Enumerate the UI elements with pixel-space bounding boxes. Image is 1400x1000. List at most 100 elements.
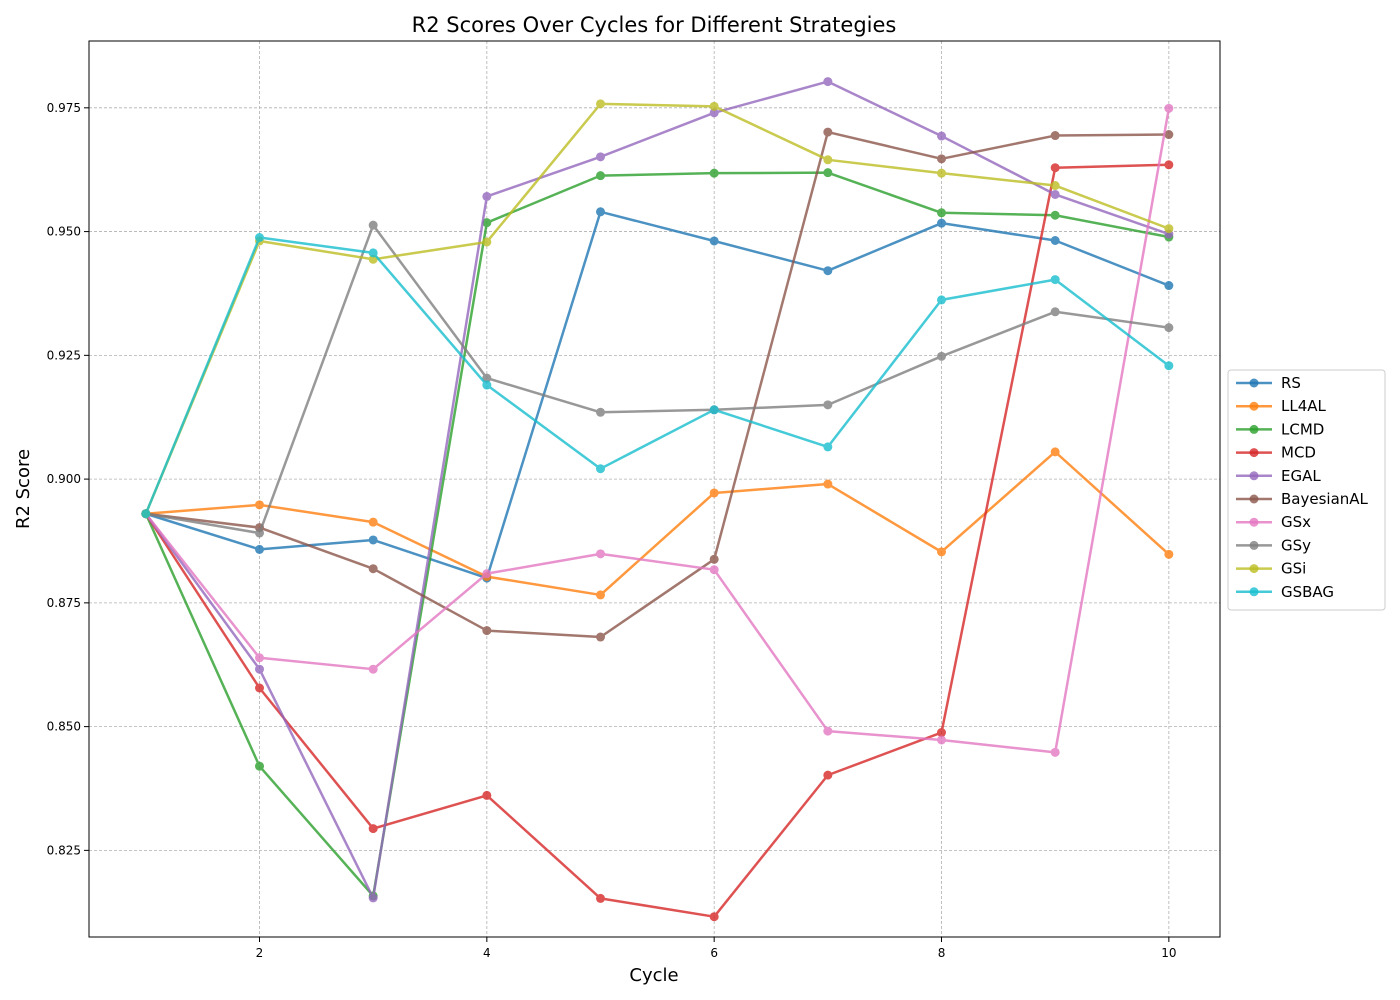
legend-swatch-marker [1249, 587, 1259, 597]
series-line-gsi [144, 102, 1170, 515]
series-egal [141, 77, 1174, 903]
data-point-gsbag [709, 405, 719, 415]
legend-item-bayesianal: BayesianAL [1236, 490, 1369, 508]
x-tick-label: 4 [483, 946, 491, 960]
data-point-gsx [596, 549, 606, 559]
data-point-lcmd [709, 168, 719, 178]
data-point-bayesianal [482, 626, 492, 636]
legend-swatch-marker [1249, 401, 1259, 411]
series-line-mcd [144, 163, 1169, 918]
y-tick-label: 0.875 [47, 596, 81, 610]
series-line-egal [144, 80, 1170, 900]
series-lines [141, 77, 1174, 922]
data-point-gsbag [823, 442, 833, 452]
data-point-gsx [709, 565, 719, 575]
series-bayesianal [141, 127, 1174, 642]
legend-swatch-marker [1249, 424, 1259, 434]
data-point-ll4al [1164, 549, 1174, 559]
data-point-ll4al [937, 547, 947, 557]
data-point-mcd [823, 770, 833, 780]
x-tick-label: 8 [938, 946, 946, 960]
y-tick-label: 0.825 [47, 843, 81, 857]
legend-swatch-marker [1249, 378, 1259, 388]
series-line-rs [145, 210, 1170, 580]
data-point-gsy [596, 407, 606, 417]
data-point-gsx [937, 735, 947, 745]
data-point-ll4al [596, 590, 606, 600]
legend-label: GSi [1281, 560, 1306, 578]
data-point-gsy [482, 373, 492, 383]
legend-label: LCMD [1281, 420, 1324, 438]
data-point-gsi [596, 99, 606, 109]
y-tick-label: 0.850 [47, 720, 81, 734]
series-gsbag [141, 233, 1174, 519]
series-gsx [141, 103, 1174, 757]
data-point-ll4al [709, 488, 719, 498]
data-point-rs [937, 218, 947, 228]
data-point-mcd [368, 824, 378, 834]
grid [89, 41, 1220, 937]
data-point-lcmd [1050, 210, 1060, 220]
data-point-rs [368, 535, 378, 545]
legend-swatch-marker [1249, 448, 1259, 458]
data-point-bayesianal [823, 127, 833, 137]
data-point-lcmd [823, 168, 833, 178]
plot-area-frame [88, 40, 1221, 938]
data-point-mcd [482, 790, 492, 800]
data-point-gsi [709, 101, 719, 111]
legend-item-gsi: GSi [1236, 560, 1306, 578]
series-ll4al [141, 447, 1174, 600]
x-axis-label: Cycle [629, 965, 678, 986]
data-point-gsi [482, 237, 492, 247]
data-point-gsy [937, 351, 947, 361]
data-point-mcd [255, 683, 265, 693]
x-axis-ticks: 2 4 6 8 10 [256, 937, 1176, 960]
y-tick-label: 0.925 [47, 348, 81, 362]
data-point-gsbag [937, 295, 947, 305]
series-line-gsbag [144, 236, 1170, 515]
data-point-ll4al [1050, 447, 1060, 457]
y-tick-label: 0.900 [47, 472, 81, 486]
series-lcmd [141, 168, 1174, 901]
chart-title: R2 Scores Over Cycles for Different Stra… [412, 13, 897, 37]
legend-label: MCD [1281, 444, 1316, 462]
data-point-mcd [596, 893, 606, 903]
data-point-bayesianal [1050, 131, 1060, 141]
data-point-gsi [937, 168, 947, 178]
legend-item-rs: RS [1236, 374, 1301, 392]
data-point-gsy [1050, 307, 1060, 317]
data-point-gsx [1164, 103, 1174, 113]
series-rs [141, 207, 1174, 583]
data-point-bayesianal [1164, 130, 1174, 140]
data-point-egal [368, 893, 378, 903]
data-point-rs [1050, 235, 1060, 245]
legend-label: BayesianAL [1281, 490, 1369, 508]
data-point-gsx [368, 664, 378, 674]
data-point-gsy [368, 220, 378, 230]
data-point-ll4al [255, 500, 265, 510]
data-point-lcmd [596, 171, 606, 181]
series-line-ll4al [145, 450, 1170, 597]
data-point-egal [255, 664, 265, 674]
y-axis-ticks: 0.825 0.850 0.875 0.900 0.925 0.950 0.975 [47, 101, 89, 857]
legend-item-gsbag: GSBAG [1236, 583, 1334, 601]
data-point-mcd [709, 912, 719, 922]
y-tick-label: 0.950 [47, 225, 81, 239]
data-point-gsx [482, 569, 492, 579]
data-point-rs [823, 266, 833, 276]
series-gsy [141, 220, 1174, 538]
data-point-ll4al [368, 517, 378, 527]
data-point-gsbag [368, 248, 378, 258]
legend-label: GSx [1281, 513, 1311, 531]
y-tick-label: 0.975 [47, 101, 81, 115]
legend-item-egal: EGAL [1236, 467, 1321, 485]
legend-item-ll4al: LL4AL [1236, 397, 1327, 415]
data-point-lcmd [255, 761, 265, 771]
data-point-mcd [1050, 163, 1060, 173]
series-line-gsx [144, 108, 1171, 754]
data-point-egal [709, 108, 719, 118]
data-point-gsi [1050, 181, 1060, 191]
data-point-egal [482, 191, 492, 201]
-*-*-
Output every line of the rows above as a JSON list of strings, one string per line and no strings for blank lines. Leave the pictures out of the answer.

[
  "Enumerate the UI elements with pixel-space bounding boxes. Image is 1400x1000. List at most 100 elements.",
  "legend-swatch-marker [1249, 587, 1259, 597]",
  "series-line-gsi [144, 102, 1170, 515]",
  "series-egal [141, 77, 1174, 903]",
  "data-point-gsbag [709, 405, 719, 415]",
  "legend-item-bayesianal: BayesianAL [1236, 490, 1369, 508]",
  "x-tick-label: 4 [483, 946, 491, 960]",
  "data-point-gsx [596, 549, 606, 559]",
  "data-point-lcmd [709, 168, 719, 178]",
  "data-point-bayesianal [482, 626, 492, 636]",
  "legend-swatch-marker [1249, 401, 1259, 411]",
  "series-line-mcd [144, 163, 1169, 918]",
  "y-tick-label: 0.875 [47, 596, 81, 610]",
  "series-line-egal [144, 80, 1170, 900]",
  "series-lines [141, 77, 1174, 922]",
  "data-point-gsbag [823, 442, 833, 452]",
  "data-point-gsx [709, 565, 719, 575]",
  "series-bayesianal [141, 127, 1174, 642]",
  "legend-swatch-marker [1249, 424, 1259, 434]",
  "data-point-ll4al [1164, 549, 1174, 559]",
  "data-point-ll4al [937, 547, 947, 557]",
  "data-point-mcd [823, 770, 833, 780]",
  "x-tick-label: 8 [938, 946, 946, 960]",
  "y-tick-label: 0.825 [47, 843, 81, 857]",
  "legend-swatch-marker [1249, 378, 1259, 388]",
  "series-line-rs [145, 210, 1170, 580]",
  "data-point-gsy [596, 407, 606, 417]",
  "data-point-gsx [937, 735, 947, 745]",
  "data-point-ll4al [596, 590, 606, 600]",
  "legend-label: GSi [1281, 560, 1306, 578]",
  "data-point-gsy [482, 373, 492, 383]",
  "legend-label: LCMD [1281, 420, 1324, 438]",
  "data-point-gsi [596, 99, 606, 109]",
  "y-tick-label: 0.850 [47, 720, 81, 734]",
  "series-gsbag [141, 233, 1174, 519]",
  "series-gsx [141, 103, 1174, 757]",
  "data-point-ll4al [709, 488, 719, 498]",
  "data-point-rs [937, 218, 947, 228]",
  "data-point-mcd [368, 824, 378, 834]",
  "grid [89, 41, 1220, 937]",
  "data-point-lcmd [1050, 210, 1060, 220]",
  "data-point-rs [368, 535, 378, 545]",
  "legend-swatch-marker [1249, 448, 1259, 458]",
  "data-point-bayesianal [823, 127, 833, 137]",
  "data-point-lcmd [823, 168, 833, 178]",
  "plot-area-frame [88, 40, 1221, 938]",
  "data-point-mcd [482, 790, 492, 800]",
  "data-point-gsi [709, 101, 719, 111]",
  "legend-item-gsi: GSi [1236, 560, 1306, 578]",
  "series-ll4al [141, 447, 1174, 600]",
  "x-axis-label: Cycle [629, 965, 678, 986]",
  "data-point-gsi [482, 237, 492, 247]",
  "data-point-gsy [937, 351, 947, 361]",
  "data-point-mcd [255, 683, 265, 693]",
  "x-axis-ticks: 2 4 6 8 10 [256, 937, 1176, 960]",
  "y-tick-label: 0.925 [47, 348, 81, 362]",
  "data-point-gsbag [937, 295, 947, 305]",
  "series-line-gsbag [144, 236, 1170, 515]",
  "data-point-ll4al [1050, 447, 1060, 457]",
  "y-tick-label: 0.900 [47, 472, 81, 486]",
  "series-lcmd [141, 168, 1174, 901]",
  "chart-title: R2 Scores Over Cycles for Different Stra… [412, 13, 897, 37]",
  "legend-label: MCD [1281, 444, 1316, 462]",
  "data-point-mcd [596, 893, 606, 903]",
  "data-point-bayesianal [1050, 131, 1060, 141]",
  "data-point-gsi [937, 168, 947, 178]",
  "legend-item-rs: RS [1236, 374, 1301, 392]",
  "data-point-gsy [1050, 307, 1060, 317]",
  "data-point-gsx [1164, 103, 1174, 113]",
  "series-rs [141, 207, 1174, 583]",
  "data-point-bayesianal [1164, 130, 1174, 140]",
  "data-point-egal [368, 893, 378, 903]",
  "data-point-rs [1050, 235, 1060, 245]",
  "legend-label: BayesianAL [1281, 490, 1369, 508]",
  "data-point-gsx [368, 664, 378, 674]",
  "data-point-gsy [368, 220, 378, 230]",
  "data-point-ll4al [255, 500, 265, 510]",
  "data-point-lcmd [596, 171, 606, 181]",
  "series-line-ll4al [145, 450, 1170, 597]",
  "data-point-egal [255, 664, 265, 674]",
  "y-axis-ticks: 0.825 0.850 0.875 0.900 0.925 0.950 0.975 [47, 101, 89, 857]",
  "legend-item-gsbag: GSBAG [1236, 583, 1334, 601]",
  "data-point-mcd [709, 912, 719, 922]",
  "y-tick-label: 0.950 [47, 225, 81, 239]",
  "data-point-gsx [482, 569, 492, 579]",
  "data-point-rs [823, 266, 833, 276]",
  "series-gsy [141, 220, 1174, 538]",
  "data-point-ll4al [368, 517, 378, 527]",
  "data-point-gsbag [368, 248, 378, 258]",
  "legend-label: GSx [1281, 513, 1311, 531]",
  "y-tick-label: 0.975 [47, 101, 81, 115]",
  "legend-item-egal: EGAL [1236, 467, 1321, 485]",
  "legend-item-ll4al: LL4AL [1236, 397, 1327, 415]",
  "data-point-lcmd [255, 761, 265, 771]",
  "data-point-mcd [1050, 163, 1060, 173]",
  "series-line-gsx [144, 108, 1171, 754]",
  "data-point-egal [709, 108, 719, 118]",
  "data-point-gsi [1050, 181, 1060, 191]",
  "data-point-egal [482, 191, 492, 201]"
]